** Work to complete **
Scan the lines and state how many carry "JSON". Leave out everything but the number.

>> start

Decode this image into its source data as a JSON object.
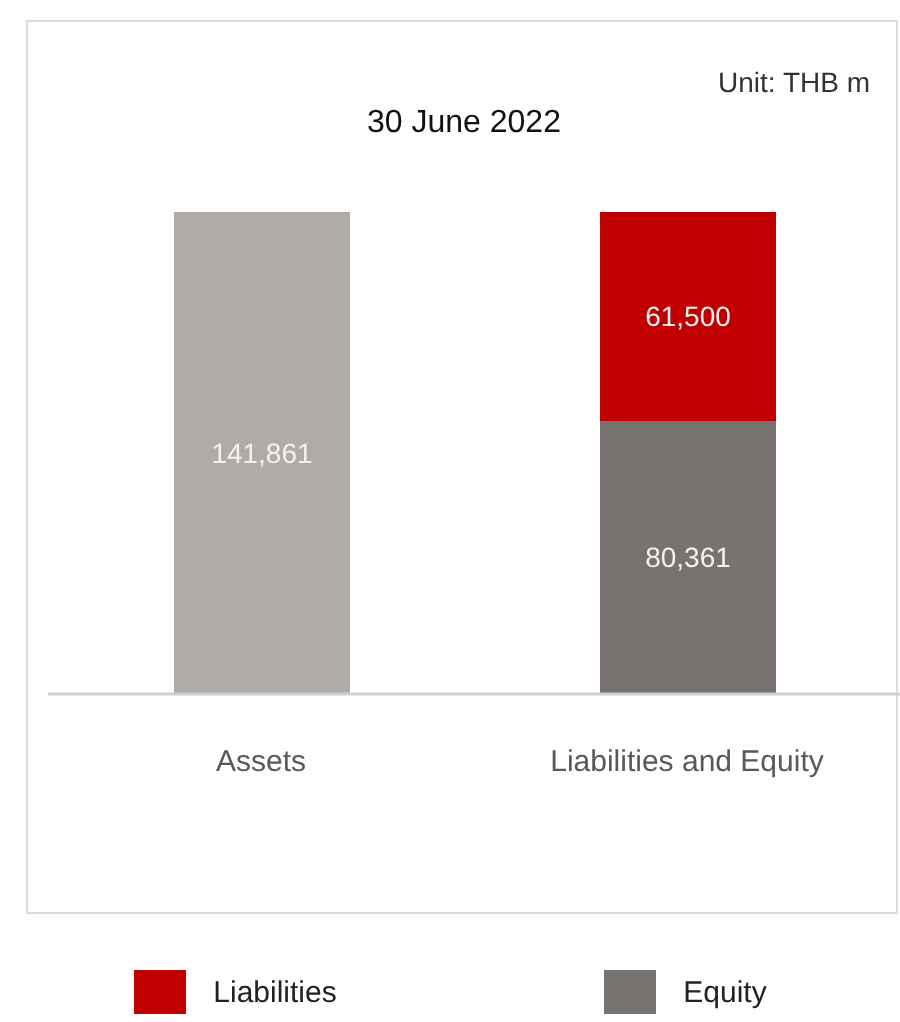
{
  "chart_data": {
    "type": "bar",
    "title": "30 June 2022",
    "annotations": [
      "Unit: THB m"
    ],
    "categories": [
      "Assets",
      "Liabilities and Equity"
    ],
    "stacked": true,
    "legend": "bottom",
    "grid": false,
    "tick_labels": "x",
    "series": [
      {
        "color": "#b0aba9",
        "values": [
          141861,
          null
        ],
        "value_labels": [
          "141,861",
          null
        ]
      },
      {
        "name": "Equity",
        "color": "#787371",
        "values": [
          null,
          80361
        ],
        "value_labels": [
          null,
          "80,361"
        ]
      },
      {
        "name": "Liabilities",
        "color": "#c00000",
        "values": [
          null,
          61500
        ],
        "value_labels": [
          null,
          "61,500"
        ]
      }
    ]
  }
}
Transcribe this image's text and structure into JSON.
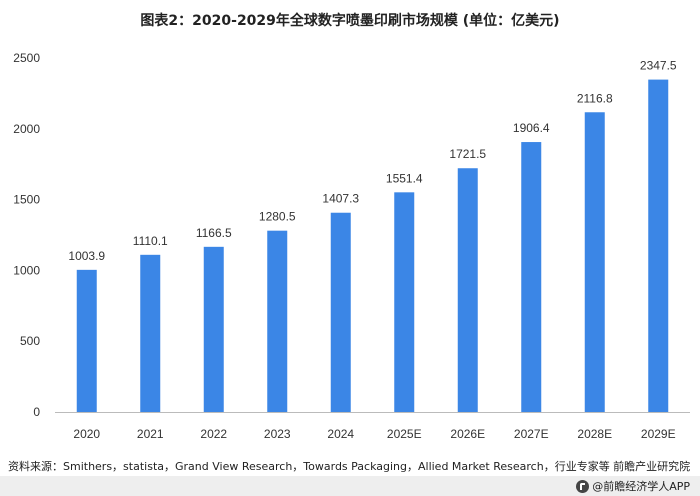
{
  "header": {
    "title": "图表2：2020-2029年全球数字喷墨印刷市场规模 (单位：亿美元)"
  },
  "chart_data": {
    "type": "bar",
    "categories": [
      "2020",
      "2021",
      "2022",
      "2023",
      "2024",
      "2025E",
      "2026E",
      "2027E",
      "2028E",
      "2029E"
    ],
    "values": [
      1003.9,
      1110.1,
      1166.5,
      1280.5,
      1407.3,
      1551.4,
      1721.5,
      1906.4,
      2116.8,
      2347.5
    ],
    "data_labels": [
      "1003.9",
      "1110.1",
      "1166.5",
      "1280.5",
      "1407.3",
      "1551.4",
      "1721.5",
      "1906.4",
      "2116.8",
      "2347.5"
    ],
    "yticks": [
      "0",
      "500",
      "1000",
      "1500",
      "2000",
      "2500"
    ],
    "ylim": [
      0,
      2500
    ],
    "grid": false,
    "bar_color": "#3b86e6"
  },
  "footer": {
    "source": "资料来源：Smithers，statista，Grand View Research，Towards Packaging，Allied Market Research，行业专家等 前瞻产业研究院",
    "brand": "@前瞻经济学人APP"
  }
}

>> end

** Answer to the exercise **
2